In the listing below, find every line containing "Credits" and copy it out.
-------- DATA LINES
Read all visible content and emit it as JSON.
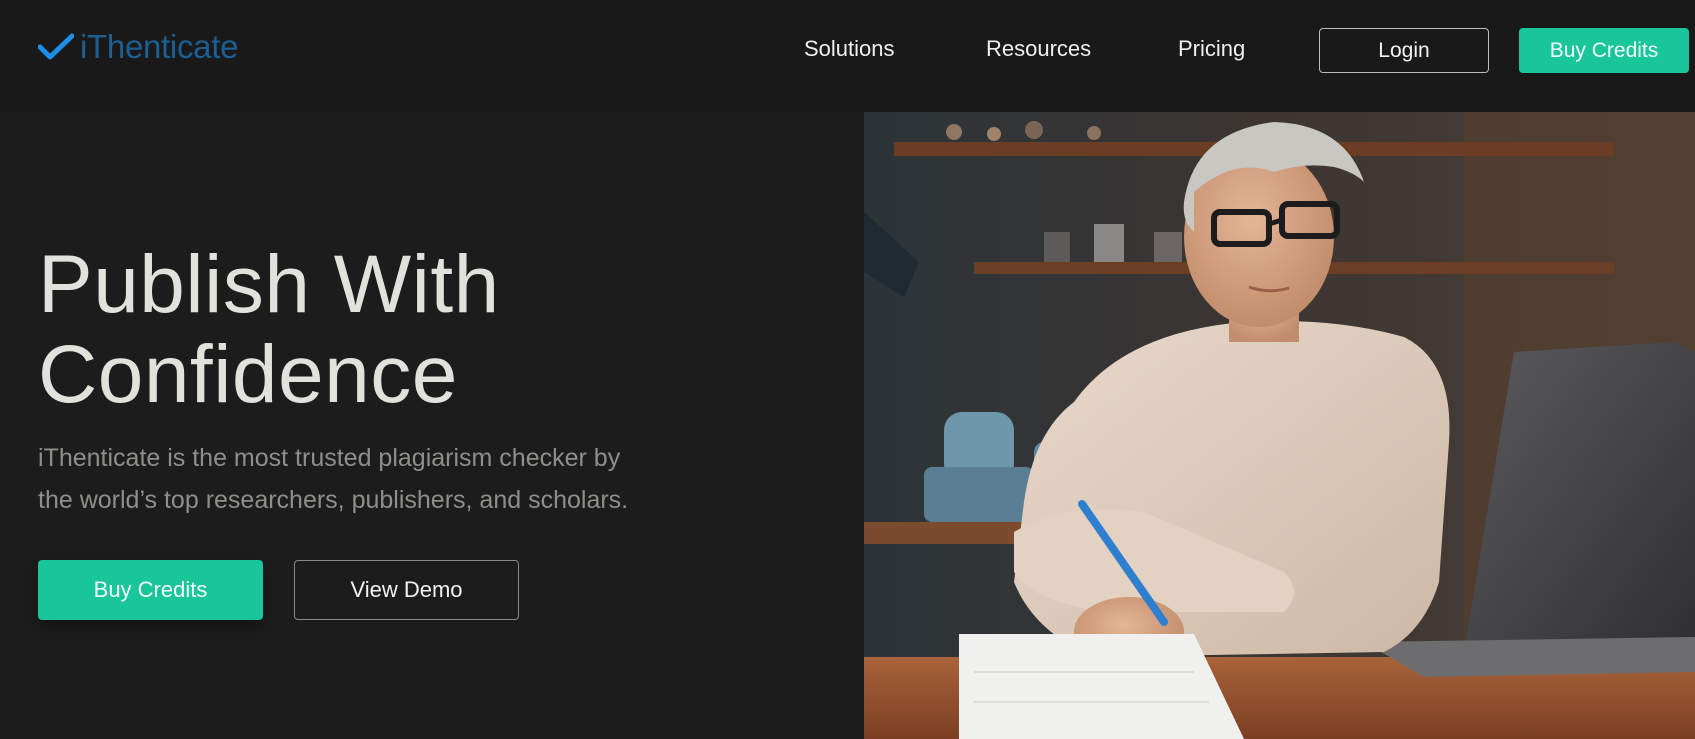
{
  "header": {
    "logo_text": "iThenticate",
    "nav": [
      {
        "label": "Solutions"
      },
      {
        "label": "Resources"
      },
      {
        "label": "Pricing"
      }
    ],
    "login_label": "Login",
    "buy_label": "Buy Credits"
  },
  "hero": {
    "title_line1": "Publish With",
    "title_line2": "Confidence",
    "subtitle_line1": "iThenticate is the most trusted plagiarism checker by",
    "subtitle_line2": "the world’s top researchers, publishers, and scholars.",
    "buy_label": "Buy Credits",
    "demo_label": "View Demo"
  },
  "colors": {
    "accent": "#18c699",
    "logo": "#1b5f93",
    "background": "#1c1c1c"
  },
  "icons": {
    "logo": "checkmark-icon"
  }
}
----------------
FINAL RESULT:
    "buy_label": "Buy Credits"
    "buy_label": "Buy Credits",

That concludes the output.